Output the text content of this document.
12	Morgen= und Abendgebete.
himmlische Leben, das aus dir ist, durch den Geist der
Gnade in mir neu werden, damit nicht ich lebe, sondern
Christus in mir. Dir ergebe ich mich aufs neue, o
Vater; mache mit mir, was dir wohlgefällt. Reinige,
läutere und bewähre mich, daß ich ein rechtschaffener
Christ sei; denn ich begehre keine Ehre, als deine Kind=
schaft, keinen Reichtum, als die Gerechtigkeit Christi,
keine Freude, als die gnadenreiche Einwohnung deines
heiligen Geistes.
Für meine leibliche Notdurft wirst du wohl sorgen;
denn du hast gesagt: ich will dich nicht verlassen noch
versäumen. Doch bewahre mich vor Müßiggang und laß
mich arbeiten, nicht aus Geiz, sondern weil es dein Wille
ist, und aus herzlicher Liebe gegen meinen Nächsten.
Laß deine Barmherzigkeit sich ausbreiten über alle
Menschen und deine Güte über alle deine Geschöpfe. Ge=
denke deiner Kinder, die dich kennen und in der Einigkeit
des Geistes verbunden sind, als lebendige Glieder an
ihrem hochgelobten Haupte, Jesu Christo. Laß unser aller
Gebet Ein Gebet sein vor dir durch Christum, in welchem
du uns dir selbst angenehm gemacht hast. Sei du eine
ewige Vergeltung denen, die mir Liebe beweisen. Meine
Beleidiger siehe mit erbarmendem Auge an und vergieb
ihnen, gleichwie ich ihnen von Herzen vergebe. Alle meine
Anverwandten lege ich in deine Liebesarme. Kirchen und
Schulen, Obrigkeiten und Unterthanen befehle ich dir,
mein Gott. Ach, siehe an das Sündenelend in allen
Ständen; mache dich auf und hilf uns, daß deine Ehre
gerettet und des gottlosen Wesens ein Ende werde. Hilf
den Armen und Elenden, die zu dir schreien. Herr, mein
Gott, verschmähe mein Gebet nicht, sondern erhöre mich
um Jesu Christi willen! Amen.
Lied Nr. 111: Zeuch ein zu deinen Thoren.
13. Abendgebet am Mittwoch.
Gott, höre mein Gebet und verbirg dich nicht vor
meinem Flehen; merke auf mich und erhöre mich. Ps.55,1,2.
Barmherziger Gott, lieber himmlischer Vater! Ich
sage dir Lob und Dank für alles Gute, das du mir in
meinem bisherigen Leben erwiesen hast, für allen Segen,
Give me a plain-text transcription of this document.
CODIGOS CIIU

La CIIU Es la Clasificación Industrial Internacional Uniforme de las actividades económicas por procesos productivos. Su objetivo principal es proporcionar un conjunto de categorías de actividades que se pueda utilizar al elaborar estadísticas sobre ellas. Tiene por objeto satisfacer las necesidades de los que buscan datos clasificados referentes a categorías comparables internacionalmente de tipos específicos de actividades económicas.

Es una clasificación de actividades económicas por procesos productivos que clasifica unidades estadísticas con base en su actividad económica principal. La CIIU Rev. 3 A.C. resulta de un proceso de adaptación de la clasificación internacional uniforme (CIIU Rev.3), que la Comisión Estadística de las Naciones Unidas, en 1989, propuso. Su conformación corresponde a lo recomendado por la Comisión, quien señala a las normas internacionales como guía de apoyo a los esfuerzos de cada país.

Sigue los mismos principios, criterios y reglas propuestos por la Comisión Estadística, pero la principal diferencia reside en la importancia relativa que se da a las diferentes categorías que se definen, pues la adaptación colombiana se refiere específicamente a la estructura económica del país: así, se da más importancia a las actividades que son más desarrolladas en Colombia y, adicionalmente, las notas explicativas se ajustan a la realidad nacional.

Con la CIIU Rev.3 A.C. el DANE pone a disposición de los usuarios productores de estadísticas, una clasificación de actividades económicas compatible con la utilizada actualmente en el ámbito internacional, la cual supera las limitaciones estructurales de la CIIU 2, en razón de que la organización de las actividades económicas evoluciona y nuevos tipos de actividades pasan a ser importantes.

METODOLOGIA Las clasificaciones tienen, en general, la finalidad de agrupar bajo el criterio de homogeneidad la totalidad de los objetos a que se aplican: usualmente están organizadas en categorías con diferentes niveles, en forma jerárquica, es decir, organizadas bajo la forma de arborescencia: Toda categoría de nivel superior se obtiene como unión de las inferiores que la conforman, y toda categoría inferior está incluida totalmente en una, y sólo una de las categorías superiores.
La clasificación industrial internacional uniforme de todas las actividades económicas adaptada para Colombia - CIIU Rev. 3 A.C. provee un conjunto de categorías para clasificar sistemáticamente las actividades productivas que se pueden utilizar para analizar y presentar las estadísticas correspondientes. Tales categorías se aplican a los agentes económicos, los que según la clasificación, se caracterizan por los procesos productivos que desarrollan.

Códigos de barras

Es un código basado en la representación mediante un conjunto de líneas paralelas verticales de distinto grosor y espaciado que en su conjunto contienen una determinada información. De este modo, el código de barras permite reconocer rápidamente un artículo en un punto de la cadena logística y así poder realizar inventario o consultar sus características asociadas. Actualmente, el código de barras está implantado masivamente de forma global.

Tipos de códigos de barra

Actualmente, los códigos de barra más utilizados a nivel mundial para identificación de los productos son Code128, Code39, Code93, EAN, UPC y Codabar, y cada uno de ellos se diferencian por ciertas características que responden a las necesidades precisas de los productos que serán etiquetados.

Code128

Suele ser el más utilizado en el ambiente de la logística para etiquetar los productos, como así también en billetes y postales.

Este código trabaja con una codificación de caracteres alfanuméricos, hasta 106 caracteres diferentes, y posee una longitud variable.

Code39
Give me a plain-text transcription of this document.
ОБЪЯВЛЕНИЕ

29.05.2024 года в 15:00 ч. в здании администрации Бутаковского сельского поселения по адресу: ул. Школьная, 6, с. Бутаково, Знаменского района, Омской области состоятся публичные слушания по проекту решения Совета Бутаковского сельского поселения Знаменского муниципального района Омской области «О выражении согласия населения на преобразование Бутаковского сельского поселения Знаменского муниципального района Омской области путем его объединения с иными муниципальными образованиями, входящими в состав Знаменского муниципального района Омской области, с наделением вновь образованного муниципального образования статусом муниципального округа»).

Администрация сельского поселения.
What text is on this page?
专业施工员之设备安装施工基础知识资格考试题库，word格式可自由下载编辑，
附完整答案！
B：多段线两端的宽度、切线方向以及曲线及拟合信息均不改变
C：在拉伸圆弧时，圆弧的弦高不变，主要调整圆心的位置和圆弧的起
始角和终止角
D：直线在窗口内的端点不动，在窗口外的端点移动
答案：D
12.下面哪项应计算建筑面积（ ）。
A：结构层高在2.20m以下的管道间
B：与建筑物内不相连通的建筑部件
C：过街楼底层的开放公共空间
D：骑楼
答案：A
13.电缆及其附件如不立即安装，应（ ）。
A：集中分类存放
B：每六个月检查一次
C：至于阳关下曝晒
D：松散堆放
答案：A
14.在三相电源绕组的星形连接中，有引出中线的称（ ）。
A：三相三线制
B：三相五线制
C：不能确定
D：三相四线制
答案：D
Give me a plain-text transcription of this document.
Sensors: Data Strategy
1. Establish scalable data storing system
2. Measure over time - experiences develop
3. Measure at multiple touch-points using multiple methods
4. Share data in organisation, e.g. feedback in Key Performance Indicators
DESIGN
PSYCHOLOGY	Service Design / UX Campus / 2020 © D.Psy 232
------------------------------------------------------------
:: Task to complete ::
Quote each line of the listing above exactly.

:: Written solution ::
Output the text content of this document.
12	Morgen= und Abendgebete.
himmlische Leben, das aus dir ist, durch den Geist der
Gnade in mir neu werden, damit nicht ich lebe, sondern
Christus in mir. Dir ergebe ich mich aufs neue, o
Vater; mache mit mir, was dir wohlgefällt. Reinige,
läutere und bewähre mich, daß ich ein rechtschaffener
Christ sei; denn ich begehre keine Ehre, als deine Kind=
schaft, keinen Reichtum, als die Gerechtigkeit Christi,
keine Freude, als die gnadenreiche Einwohnung deines
heiligen Geistes.
Für meine leibliche Notdurft wirst du wohl sorgen;
denn du hast gesagt: ich will dich nicht verlassen noch
versäumen. Doch bewahre mich vor Müßiggang und laß
mich arbeiten, nicht aus Geiz, sondern weil es dein Wille
ist, und aus herzlicher Liebe gegen meinen Nächsten.
Laß deine Barmherzigkeit sich ausbreiten über alle
Menschen und deine Güte über alle deine Geschöpfe. Ge=
denke deiner Kinder, die dich kennen und in der Einigkeit
des Geistes verbunden sind, als lebendige Glieder an
ihrem hochgelobten Haupte, Jesu Christo. Laß unser aller
Gebet Ein Gebet sein vor dir durch Christum, in welchem
du uns dir selbst angenehm gemacht hast. Sei du eine
ewige Vergeltung denen, die mir Liebe beweisen. Meine
Beleidiger siehe mit erbarmendem Auge an und vergieb
ihnen, gleichwie ich ihnen von Herzen vergebe. Alle meine
Anverwandten lege ich in deine Liebesarme. Kirchen und
Schulen, Obrigkeiten und Unterthanen befehle ich dir,
mein Gott. Ach, siehe an das Sündenelend in allen
Ständen; mache dich auf und hilf uns, daß deine Ehre
gerettet und des gottlosen Wesens ein Ende werde. Hilf
den Armen und Elenden, die zu dir schreien. Herr, mein
Gott, verschmähe mein Gebet nicht, sondern erhöre mich
um Jesu Christi willen! Amen.
Lied Nr. 111: Zeuch ein zu deinen Thoren.
13. Abendgebet am Mittwoch.
Gott, höre mein Gebet und verbirg dich nicht vor
meinem Flehen; merke auf mich und erhöre mich. Ps.55,1,2.
Barmherziger Gott, lieber himmlischer Vater! Ich
sage dir Lob und Dank für alles Gute, das du mir in
meinem bisherigen Leben erwiesen hast, für allen Segen,
Give me a plain-text transcription of this document.
CODIGOS CIIU

La CIIU Es la Clasificación Industrial Internacional Uniforme de las actividades económicas por procesos productivos. Su objetivo principal es proporcionar un conjunto de categorías de actividades que se pueda utilizar al elaborar estadísticas sobre ellas. Tiene por objeto satisfacer las necesidades de los que buscan datos clasificados referentes a categorías comparables internacionalmente de tipos específicos de actividades económicas.

Es una clasificación de actividades económicas por procesos productivos que clasifica unidades estadísticas con base en su actividad económica principal. La CIIU Rev. 3 A.C. resulta de un proceso de adaptación de la clasificación internacional uniforme (CIIU Rev.3), que la Comisión Estadística de las Naciones Unidas, en 1989, propuso. Su conformación corresponde a lo recomendado por la Comisión, quien señala a las normas internacionales como guía de apoyo a los esfuerzos de cada país.

Sigue los mismos principios, criterios y reglas propuestos por la Comisión Estadística, pero la principal diferencia reside en la importancia relativa que se da a las diferentes categorías que se definen, pues la adaptación colombiana se refiere específicamente a la estructura económica del país: así, se da más importancia a las actividades que son más desarrolladas en Colombia y, adicionalmente, las notas explicativas se ajustan a la realidad nacional.

Con la CIIU Rev.3 A.C. el DANE pone a disposición de los usuarios productores de estadísticas, una clasificación de actividades económicas compatible con la utilizada actualmente en el ámbito internacional, la cual supera las limitaciones estructurales de la CIIU 2, en razón de que la organización de las actividades económicas evoluciona y nuevos tipos de actividades pasan a ser importantes.

METODOLOGIA Las clasificaciones tienen, en general, la finalidad de agrupar bajo el criterio de homogeneidad la totalidad de los objetos a que se aplican: usualmente están organizadas en categorías con diferentes niveles, en forma jerárquica, es decir, organizadas bajo la forma de arborescencia: Toda categoría de nivel superior se obtiene como unión de las inferiores que la conforman, y toda categoría inferior está incluida totalmente en una, y sólo una de las categorías superiores.
La clasificación industrial internacional uniforme de todas las actividades económicas adaptada para Colombia - CIIU Rev. 3 A.C. provee un conjunto de categorías para clasificar sistemáticamente las actividades productivas que se pueden utilizar para analizar y presentar las estadísticas correspondientes. Tales categorías se aplican a los agentes económicos, los que según la clasificación, se caracterizan por los procesos productivos que desarrollan.

Códigos de barras

Es un código basado en la representación mediante un conjunto de líneas paralelas verticales de distinto grosor y espaciado que en su conjunto contienen una determinada información. De este modo, el código de barras permite reconocer rápidamente un artículo en un punto de la cadena logística y así poder realizar inventario o consultar sus características asociadas. Actualmente, el código de barras está implantado masivamente de forma global.

Tipos de códigos de barra

Actualmente, los códigos de barra más utilizados a nivel mundial para identificación de los productos son Code128, Code39, Code93, EAN, UPC y Codabar, y cada uno de ellos se diferencian por ciertas características que responden a las necesidades precisas de los productos que serán etiquetados.

Code128

Suele ser el más utilizado en el ambiente de la logística para etiquetar los productos, como así también en billetes y postales.

Este código trabaja con una codificación de caracteres alfanuméricos, hasta 106 caracteres diferentes, y posee una longitud variable.

Code39
Give me a plain-text transcription of this document.
ОБЪЯВЛЕНИЕ

29.05.2024 года в 15:00 ч. в здании администрации Бутаковского сельского поселения по адресу: ул. Школьная, 6, с. Бутаково, Знаменского района, Омской области состоятся публичные слушания по проекту решения Совета Бутаковского сельского поселения Знаменского муниципального района Омской области «О выражении согласия населения на преобразование Бутаковского сельского поселения Знаменского муниципального района Омской области путем его объединения с иными муниципальными образованиями, входящими в состав Знаменского муниципального района Омской области, с наделением вновь образованного муниципального образования статусом муниципального округа»).

Администрация сельского поселения.
What text is on this page?
专业施工员之设备安装施工基础知识资格考试题库，word格式可自由下载编辑，
附完整答案！
B：多段线两端的宽度、切线方向以及曲线及拟合信息均不改变
C：在拉伸圆弧时，圆弧的弦高不变，主要调整圆心的位置和圆弧的起
始角和终止角
D：直线在窗口内的端点不动，在窗口外的端点移动
答案：D
12.下面哪项应计算建筑面积（ ）。
A：结构层高在2.20m以下的管道间
B：与建筑物内不相连通的建筑部件
C：过街楼底层的开放公共空间
D：骑楼
答案：A
13.电缆及其附件如不立即安装，应（ ）。
A：集中分类存放
B：每六个月检查一次
C：至于阳关下曝晒
D：松散堆放
答案：A
14.在三相电源绕组的星形连接中，有引出中线的称（ ）。
A：三相三线制
B：三相五线制
C：不能确定
D：三相四线制
答案：D
Give me a plain-text transcription of this document.
Sensors: Data Strategy
1. Establish scalable data storing system
2. Measure over time - experiences develop
3. Measure at multiple touch-points using multiple methods
4. Share data in organisation, e.g. feedback in Key Performance Indicators
DESIGN
PSYCHOLOGY	Service Design / UX Campus / 2020 © D.Psy 232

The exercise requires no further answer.